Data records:
____
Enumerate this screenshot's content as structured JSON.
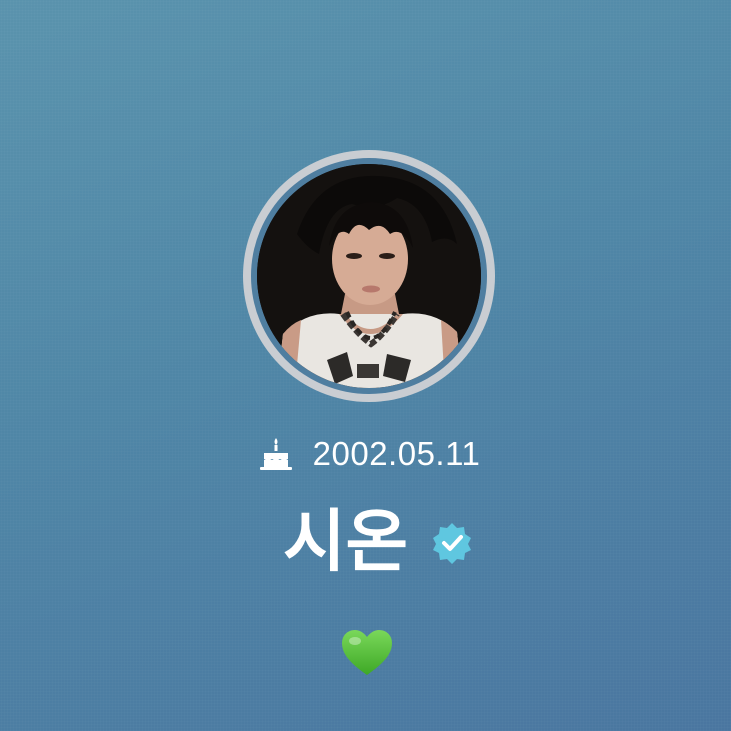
{
  "profile": {
    "birthday": "2002.05.11",
    "name": "시온",
    "verified": true,
    "status_emoji": "💚"
  },
  "icons": {
    "birthday_icon": "cake-icon",
    "verified_icon": "verified-badge-icon",
    "status_icon": "green-heart-icon"
  },
  "colors": {
    "background_top": "#5a93ad",
    "background_bottom": "#4a76a0",
    "avatar_ring": "#c9cdd2",
    "verified_badge": "#5fc7e0",
    "heart": "#5ac73a",
    "text": "#ffffff"
  }
}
____
### WHAT THE EXERCISE ASKS
Exclude the pictures and transcribe all of the entries exactly.

### EXPECTED OUTPUT
Enumerate this screenshot's content as structured JSON.
{
  "profile": {
    "birthday": "2002.05.11",
    "name": "시온",
    "verified": true,
    "status_emoji": "💚"
  },
  "icons": {
    "birthday_icon": "cake-icon",
    "verified_icon": "verified-badge-icon",
    "status_icon": "green-heart-icon"
  },
  "colors": {
    "background_top": "#5a93ad",
    "background_bottom": "#4a76a0",
    "avatar_ring": "#c9cdd2",
    "verified_badge": "#5fc7e0",
    "heart": "#5ac73a",
    "text": "#ffffff"
  }
}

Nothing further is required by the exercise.